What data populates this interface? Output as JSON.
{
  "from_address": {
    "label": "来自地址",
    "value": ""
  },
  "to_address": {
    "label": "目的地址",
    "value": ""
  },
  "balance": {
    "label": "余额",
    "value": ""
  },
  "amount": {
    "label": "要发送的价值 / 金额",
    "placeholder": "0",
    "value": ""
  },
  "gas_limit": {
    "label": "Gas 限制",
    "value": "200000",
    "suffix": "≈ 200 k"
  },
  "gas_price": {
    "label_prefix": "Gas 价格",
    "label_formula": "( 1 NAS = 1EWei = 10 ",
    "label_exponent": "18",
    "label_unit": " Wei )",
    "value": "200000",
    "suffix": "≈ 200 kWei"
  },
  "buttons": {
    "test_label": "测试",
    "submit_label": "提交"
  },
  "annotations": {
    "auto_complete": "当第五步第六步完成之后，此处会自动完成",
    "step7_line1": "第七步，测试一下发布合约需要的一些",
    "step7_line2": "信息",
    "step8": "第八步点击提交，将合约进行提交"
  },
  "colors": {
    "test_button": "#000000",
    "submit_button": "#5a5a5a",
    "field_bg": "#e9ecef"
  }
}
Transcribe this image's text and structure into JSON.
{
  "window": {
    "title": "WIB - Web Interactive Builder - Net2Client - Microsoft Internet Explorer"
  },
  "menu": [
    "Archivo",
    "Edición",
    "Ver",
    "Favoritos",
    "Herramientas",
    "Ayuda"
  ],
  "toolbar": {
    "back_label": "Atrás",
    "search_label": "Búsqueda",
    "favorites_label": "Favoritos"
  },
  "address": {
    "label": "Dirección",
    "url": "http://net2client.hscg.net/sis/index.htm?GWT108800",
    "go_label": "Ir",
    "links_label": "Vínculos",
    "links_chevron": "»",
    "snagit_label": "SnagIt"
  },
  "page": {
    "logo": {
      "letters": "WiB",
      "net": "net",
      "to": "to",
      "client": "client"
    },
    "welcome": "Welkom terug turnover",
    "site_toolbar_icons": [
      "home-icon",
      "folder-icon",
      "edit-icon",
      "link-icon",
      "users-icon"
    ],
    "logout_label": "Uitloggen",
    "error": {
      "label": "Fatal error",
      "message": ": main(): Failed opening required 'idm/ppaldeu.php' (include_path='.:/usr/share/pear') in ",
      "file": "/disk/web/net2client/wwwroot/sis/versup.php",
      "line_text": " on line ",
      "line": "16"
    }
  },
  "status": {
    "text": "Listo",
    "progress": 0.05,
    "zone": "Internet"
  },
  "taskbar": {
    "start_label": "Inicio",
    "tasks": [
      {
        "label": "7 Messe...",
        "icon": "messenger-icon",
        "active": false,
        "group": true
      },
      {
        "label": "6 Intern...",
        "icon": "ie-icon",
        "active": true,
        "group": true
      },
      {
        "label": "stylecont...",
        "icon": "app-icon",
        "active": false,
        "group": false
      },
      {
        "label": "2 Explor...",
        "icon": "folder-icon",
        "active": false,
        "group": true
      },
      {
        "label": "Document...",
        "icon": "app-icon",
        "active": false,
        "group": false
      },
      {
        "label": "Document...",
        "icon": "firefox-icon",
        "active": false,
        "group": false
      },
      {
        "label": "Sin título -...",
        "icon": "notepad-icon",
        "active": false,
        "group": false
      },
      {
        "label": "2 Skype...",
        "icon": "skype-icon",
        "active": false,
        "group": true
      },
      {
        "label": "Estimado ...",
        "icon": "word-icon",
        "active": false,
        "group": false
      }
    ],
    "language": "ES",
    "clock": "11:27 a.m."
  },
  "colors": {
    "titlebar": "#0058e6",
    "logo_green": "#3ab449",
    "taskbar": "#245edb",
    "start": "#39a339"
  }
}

+++

Written exercise
Return the entries above exactly, each one complete.

Solution
What data populates this interface? Output as JSON.
{
  "from_address": {
    "label": "来自地址",
    "value": ""
  },
  "to_address": {
    "label": "目的地址",
    "value": ""
  },
  "balance": {
    "label": "余额",
    "value": ""
  },
  "amount": {
    "label": "要发送的价值 / 金额",
    "placeholder": "0",
    "value": ""
  },
  "gas_limit": {
    "label": "Gas 限制",
    "value": "200000",
    "suffix": "≈ 200 k"
  },
  "gas_price": {
    "label_prefix": "Gas 价格",
    "label_formula": "( 1 NAS = 1EWei = 10 ",
    "label_exponent": "18",
    "label_unit": " Wei )",
    "value": "200000",
    "suffix": "≈ 200 kWei"
  },
  "buttons": {
    "test_label": "测试",
    "submit_label": "提交"
  },
  "annotations": {
    "auto_complete": "当第五步第六步完成之后，此处会自动完成",
    "step7_line1": "第七步，测试一下发布合约需要的一些",
    "step7_line2": "信息",
    "step8": "第八步点击提交，将合约进行提交"
  },
  "colors": {
    "test_button": "#000000",
    "submit_button": "#5a5a5a",
    "field_bg": "#e9ecef"
  }
}
Transcribe this image's text and structure into JSON.
{
  "window": {
    "title": "WIB - Web Interactive Builder - Net2Client - Microsoft Internet Explorer"
  },
  "menu": [
    "Archivo",
    "Edición",
    "Ver",
    "Favoritos",
    "Herramientas",
    "Ayuda"
  ],
  "toolbar": {
    "back_label": "Atrás",
    "search_label": "Búsqueda",
    "favorites_label": "Favoritos"
  },
  "address": {
    "label": "Dirección",
    "url": "http://net2client.hscg.net/sis/index.htm?GWT108800",
    "go_label": "Ir",
    "links_label": "Vínculos",
    "links_chevron": "»",
    "snagit_label": "SnagIt"
  },
  "page": {
    "logo": {
      "letters": "WiB",
      "net": "net",
      "to": "to",
      "client": "client"
    },
    "welcome": "Welkom terug turnover",
    "site_toolbar_icons": [
      "home-icon",
      "folder-icon",
      "edit-icon",
      "link-icon",
      "users-icon"
    ],
    "logout_label": "Uitloggen",
    "error": {
      "label": "Fatal error",
      "message": ": main(): Failed opening required 'idm/ppaldeu.php' (include_path='.:/usr/share/pear') in ",
      "file": "/disk/web/net2client/wwwroot/sis/versup.php",
      "line_text": " on line ",
      "line": "16"
    }
  },
  "status": {
    "text": "Listo",
    "progress": 0.05,
    "zone": "Internet"
  },
  "taskbar": {
    "start_label": "Inicio",
    "tasks": [
      {
        "label": "7 Messe...",
        "icon": "messenger-icon",
        "active": false,
        "group": true
      },
      {
        "label": "6 Intern...",
        "icon": "ie-icon",
        "active": true,
        "group": true
      },
      {
        "label": "stylecont...",
        "icon": "app-icon",
        "active": false,
        "group": false
      },
      {
        "label": "2 Explor...",
        "icon": "folder-icon",
        "active": false,
        "group": true
      },
      {
        "label": "Document...",
        "icon": "app-icon",
        "active": false,
        "group": false
      },
      {
        "label": "Document...",
        "icon": "firefox-icon",
        "active": false,
        "group": false
      },
      {
        "label": "Sin título -...",
        "icon": "notepad-icon",
        "active": false,
        "group": false
      },
      {
        "label": "2 Skype...",
        "icon": "skype-icon",
        "active": false,
        "group": true
      },
      {
        "label": "Estimado ...",
        "icon": "word-icon",
        "active": false,
        "group": false
      }
    ],
    "language": "ES",
    "clock": "11:27 a.m."
  },
  "colors": {
    "titlebar": "#0058e6",
    "logo_green": "#3ab449",
    "taskbar": "#245edb",
    "start": "#39a339"
  }
}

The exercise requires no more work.